### Objective
Transcribe the records below in full; pictures stay out of the copy.

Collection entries
-- -- --
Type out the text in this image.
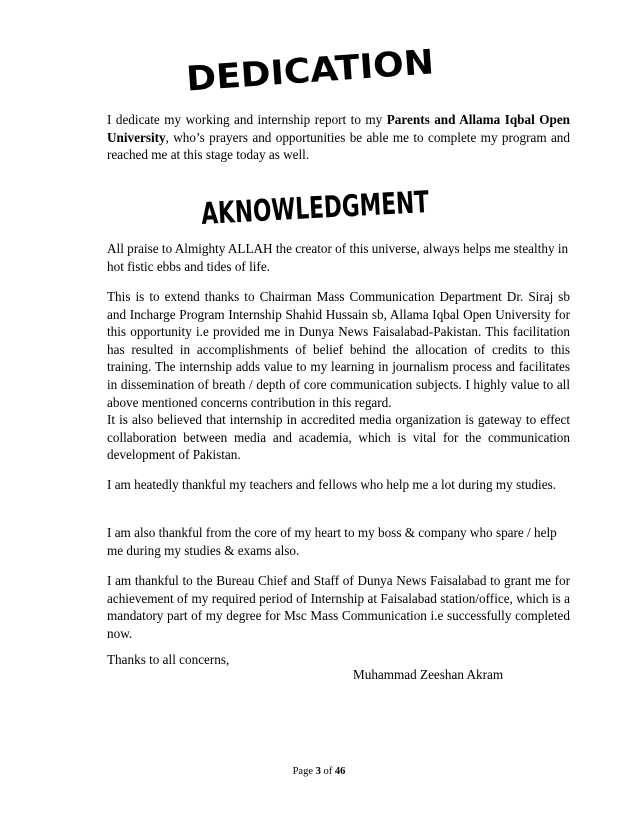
DEDICATION

I dedicate my working and internship report to my Parents and Allama Iqbal Open University, who’s prayers and opportunities be able me to complete my program and reached me at this stage today as well.

AKNOWLEDGMENT

All praise to Almighty ALLAH the creator of this universe, always helps me stealthy in hot fistic ebbs and tides of life.

This is to extend thanks to Chairman Mass Communication Department Dr. Siraj sb and Incharge Program Internship Shahid Hussain sb, Allama Iqbal Open University for this opportunity i.e provided me in Dunya News Faisalabad-Pakistan. This facilitation has resulted in accomplishments of belief behind the allocation of credits to this training. The internship adds value to my learning in journalism process and facilitates in dissemination of breath / depth of core communication subjects. I highly value to all above mentioned concerns contribution in this regard.

It is also believed that internship in accredited media organization is gateway to effect collaboration between media and academia, which is vital for the communication development of Pakistan.

I am heatedly thankful my teachers and fellows who help me a lot during my studies.

I am also thankful from the core of my heart to my boss & company who spare / help me during my studies & exams also.

I am thankful to the Bureau Chief and Staff of Dunya News Faisalabad to grant me for achievement of my required period of Internship at Faisalabad station/office, which is a mandatory part of my degree for Msc Mass Communication i.e successfully completed now.

Thanks to all concerns,

Muhammad Zeeshan Akram
Page 3 of 46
-- -- --
### Output below
Type out the text in this image.
DEDICATION

I dedicate my working and internship report to my Parents and Allama Iqbal Open University, who’s prayers and opportunities be able me to complete my program and reached me at this stage today as well.

AKNOWLEDGMENT

All praise to Almighty ALLAH the creator of this universe, always helps me stealthy in hot fistic ebbs and tides of life.

This is to extend thanks to Chairman Mass Communication Department Dr. Siraj sb and Incharge Program Internship Shahid Hussain sb, Allama Iqbal Open University for this opportunity i.e provided me in Dunya News Faisalabad-Pakistan. This facilitation has resulted in accomplishments of belief behind the allocation of credits to this training. The internship adds value to my learning in journalism process and facilitates in dissemination of breath / depth of core communication subjects. I highly value to all above mentioned concerns contribution in this regard.

It is also believed that internship in accredited media organization is gateway to effect collaboration between media and academia, which is vital for the communication development of Pakistan.

I am heatedly thankful my teachers and fellows who help me a lot during my studies.

I am also thankful from the core of my heart to my boss & company who spare / help me during my studies & exams also.

I am thankful to the Bureau Chief and Staff of Dunya News Faisalabad to grant me for achievement of my required period of Internship at Faisalabad station/office, which is a mandatory part of my degree for Msc Mass Communication i.e successfully completed now.

Thanks to all concerns,

Muhammad Zeeshan Akram
Page 3 of 46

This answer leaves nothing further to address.